**INSTRUCTIONS TO FOLLOW**
Copy every record below exactly as written, but leave out the pictures.

**SUPPLIED ENTRIES**
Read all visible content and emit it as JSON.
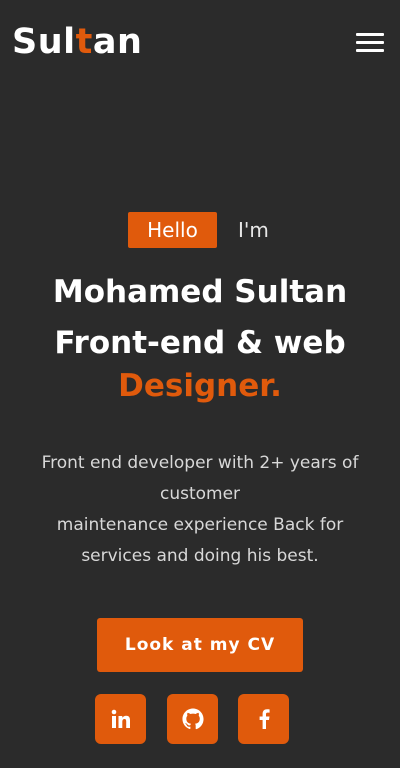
{
  "header": {
    "logo_part1": "Sul",
    "logo_accent": "t",
    "logo_part2": "an",
    "menu_icon": "hamburger-menu-icon"
  },
  "hero": {
    "hello_badge": "Hello",
    "intro": "I'm",
    "name": "Mohamed Sultan",
    "role_line1": "Front-end & web",
    "role_line2": "Designer.",
    "description_lines": [
      "Front end developer with 2+ years of",
      "customer",
      "maintenance experience Back for",
      "services and doing his best."
    ],
    "cv_button": "Look at my CV"
  },
  "social": [
    {
      "icon": "linkedin-icon"
    },
    {
      "icon": "github-icon"
    },
    {
      "icon": "facebook-icon"
    }
  ],
  "colors": {
    "background": "#2b2b2b",
    "accent": "#e05a0c",
    "text": "#ffffff"
  }
}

**RESULT OF THE TASK**
Read all visible content and emit it as JSON.
{
  "header": {
    "logo_part1": "Sul",
    "logo_accent": "t",
    "logo_part2": "an",
    "menu_icon": "hamburger-menu-icon"
  },
  "hero": {
    "hello_badge": "Hello",
    "intro": "I'm",
    "name": "Mohamed Sultan",
    "role_line1": "Front-end & web",
    "role_line2": "Designer.",
    "description_lines": [
      "Front end developer with 2+ years of",
      "customer",
      "maintenance experience Back for",
      "services and doing his best."
    ],
    "cv_button": "Look at my CV"
  },
  "social": [
    {
      "icon": "linkedin-icon"
    },
    {
      "icon": "github-icon"
    },
    {
      "icon": "facebook-icon"
    }
  ],
  "colors": {
    "background": "#2b2b2b",
    "accent": "#e05a0c",
    "text": "#ffffff"
  }
}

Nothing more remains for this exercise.